(Saved data entries)
○ ○ ○ ○ ○

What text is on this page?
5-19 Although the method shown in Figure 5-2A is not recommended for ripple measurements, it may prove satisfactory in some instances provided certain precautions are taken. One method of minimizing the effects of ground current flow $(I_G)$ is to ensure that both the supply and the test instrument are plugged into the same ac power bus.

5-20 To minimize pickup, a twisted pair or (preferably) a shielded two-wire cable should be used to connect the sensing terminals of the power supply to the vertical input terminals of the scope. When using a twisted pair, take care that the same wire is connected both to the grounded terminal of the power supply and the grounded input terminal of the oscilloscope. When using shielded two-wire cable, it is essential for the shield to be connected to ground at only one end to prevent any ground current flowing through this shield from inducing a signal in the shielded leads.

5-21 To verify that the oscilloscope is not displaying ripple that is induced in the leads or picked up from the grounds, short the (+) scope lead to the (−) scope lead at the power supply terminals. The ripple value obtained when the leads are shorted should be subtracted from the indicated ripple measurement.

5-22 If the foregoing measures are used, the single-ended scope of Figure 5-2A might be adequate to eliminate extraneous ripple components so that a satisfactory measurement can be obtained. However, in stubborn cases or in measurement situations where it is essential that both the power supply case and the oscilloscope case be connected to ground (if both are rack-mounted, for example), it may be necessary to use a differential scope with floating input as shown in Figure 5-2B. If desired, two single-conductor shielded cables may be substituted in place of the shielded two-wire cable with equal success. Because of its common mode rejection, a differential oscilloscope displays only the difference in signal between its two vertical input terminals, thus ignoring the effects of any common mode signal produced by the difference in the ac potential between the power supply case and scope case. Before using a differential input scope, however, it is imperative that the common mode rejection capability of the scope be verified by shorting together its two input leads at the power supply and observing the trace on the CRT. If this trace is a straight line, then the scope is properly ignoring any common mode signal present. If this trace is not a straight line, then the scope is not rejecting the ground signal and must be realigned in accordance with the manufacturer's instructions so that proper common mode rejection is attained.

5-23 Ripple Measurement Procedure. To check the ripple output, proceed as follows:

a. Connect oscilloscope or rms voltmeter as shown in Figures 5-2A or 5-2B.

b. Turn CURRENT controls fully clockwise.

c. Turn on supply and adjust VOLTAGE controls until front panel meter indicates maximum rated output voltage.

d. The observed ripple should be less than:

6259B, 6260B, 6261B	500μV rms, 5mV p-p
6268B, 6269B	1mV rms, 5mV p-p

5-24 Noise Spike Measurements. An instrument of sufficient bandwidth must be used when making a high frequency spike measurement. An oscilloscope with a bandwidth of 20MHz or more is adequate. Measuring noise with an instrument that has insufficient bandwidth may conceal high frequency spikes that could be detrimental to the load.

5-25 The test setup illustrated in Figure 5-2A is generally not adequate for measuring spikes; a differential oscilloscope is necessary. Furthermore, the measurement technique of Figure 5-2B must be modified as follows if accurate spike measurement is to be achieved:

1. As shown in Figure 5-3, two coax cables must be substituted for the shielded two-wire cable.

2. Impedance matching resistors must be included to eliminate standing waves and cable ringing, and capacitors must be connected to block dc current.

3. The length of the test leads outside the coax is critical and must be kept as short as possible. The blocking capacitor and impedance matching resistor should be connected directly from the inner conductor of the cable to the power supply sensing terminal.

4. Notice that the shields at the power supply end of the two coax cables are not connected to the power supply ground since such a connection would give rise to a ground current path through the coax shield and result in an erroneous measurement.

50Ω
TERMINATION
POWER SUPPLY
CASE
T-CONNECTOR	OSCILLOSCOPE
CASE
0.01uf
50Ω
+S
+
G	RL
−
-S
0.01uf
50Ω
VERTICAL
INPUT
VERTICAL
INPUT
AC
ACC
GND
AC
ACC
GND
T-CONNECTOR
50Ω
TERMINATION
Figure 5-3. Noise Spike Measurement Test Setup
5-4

○ ○ ○ ○ ○

_Instructions for the task_
Where a line holds "from", copy it out.

_Correct result_
5-20 To minimize pickup, a twisted pair or (preferably) a shielded two-wire cable should be used to connect the sensing terminals of the power supply to the vertical input terminals of the scope. When using a twisted pair, take care that the same wire is connected both to the grounded terminal of the power supply and the grounded input terminal of the oscilloscope. When using shielded two-wire cable, it is essential for the shield to be connected to ground at only one end to prevent any ground current flowing through this shield from inducing a signal in the shielded leads.
5-21 To verify that the oscilloscope is not displaying ripple that is induced in the leads or picked up from the grounds, short the (+) scope lead to the (−) scope lead at the power supply terminals. The ripple value obtained when the leads are shorted should be subtracted from the indicated ripple measurement.
3. The length of the test leads outside the coax is critical and must be kept as short as possible. The blocking capacitor and impedance matching resistor should be connected directly from the inner conductor of the cable to the power supply sensing terminal.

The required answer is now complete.